### INSTRUCTIONS TO FOLLOW
Pick out every line with the word "wired" and copy it.

### Items from a dataset

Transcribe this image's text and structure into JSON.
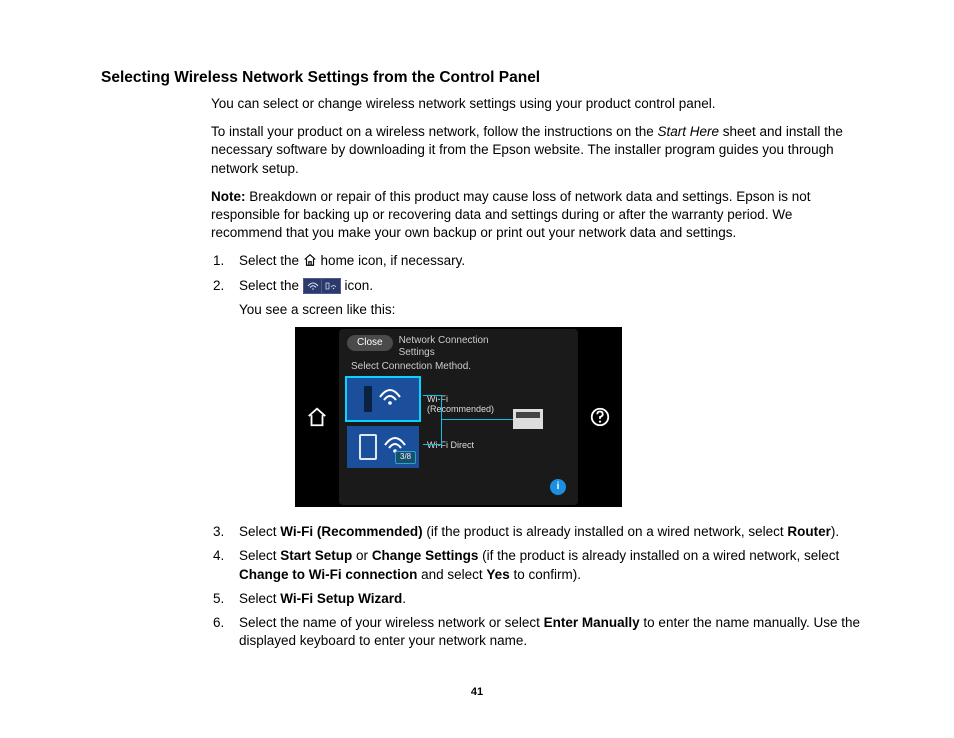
{
  "heading": "Selecting Wireless Network Settings from the Control Panel",
  "p1": "You can select or change wireless network settings using your product control panel.",
  "p2a": "To install your product on a wireless network, follow the instructions on the ",
  "p2b_em": "Start Here",
  "p2c": " sheet and install the necessary software by downloading it from the Epson website. The installer program guides you through network setup.",
  "note_label": "Note:",
  "note_text": " Breakdown or repair of this product may cause loss of network data and settings. Epson is not responsible for backing up or recovering data and settings during or after the warranty period. We recommend that you make your own backup or print out your network data and settings.",
  "step1_a": "Select the ",
  "step1_b": " home icon, if necessary.",
  "step2_a": "Select the ",
  "step2_b": " icon.",
  "step2_sub": "You see a screen like this:",
  "device": {
    "close": "Close",
    "header_title": "Network Connection\nSettings",
    "subtitle": "Select Connection Method.",
    "option1": "Wi-Fi\n(Recommended)",
    "option2": "Wi-Fi Direct",
    "page_badge": "3/8",
    "info": "i"
  },
  "step3_a": "Select ",
  "step3_b": "Wi-Fi (Recommended)",
  "step3_c": " (if the product is already installed on a wired network, select ",
  "step3_d": "Router",
  "step3_e": ").",
  "step4_a": "Select ",
  "step4_b": "Start Setup",
  "step4_c": " or ",
  "step4_d": "Change Settings",
  "step4_e": " (if the product is already installed on a wired network, select ",
  "step4_f": "Change to Wi-Fi connection",
  "step4_g": " and select ",
  "step4_h": "Yes",
  "step4_i": " to confirm).",
  "step5_a": "Select ",
  "step5_b": "Wi-Fi Setup Wizard",
  "step5_c": ".",
  "step6_a": "Select the name of your wireless network or select ",
  "step6_b": "Enter Manually",
  "step6_c": " to enter the name manually. Use the displayed keyboard to enter your network name.",
  "page_number": "41"
}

### PROBLEM SOLUTION
  "step3_c": " (if the product is already installed on a wired network, select ",
  "step4_e": " (if the product is already installed on a wired network, select ",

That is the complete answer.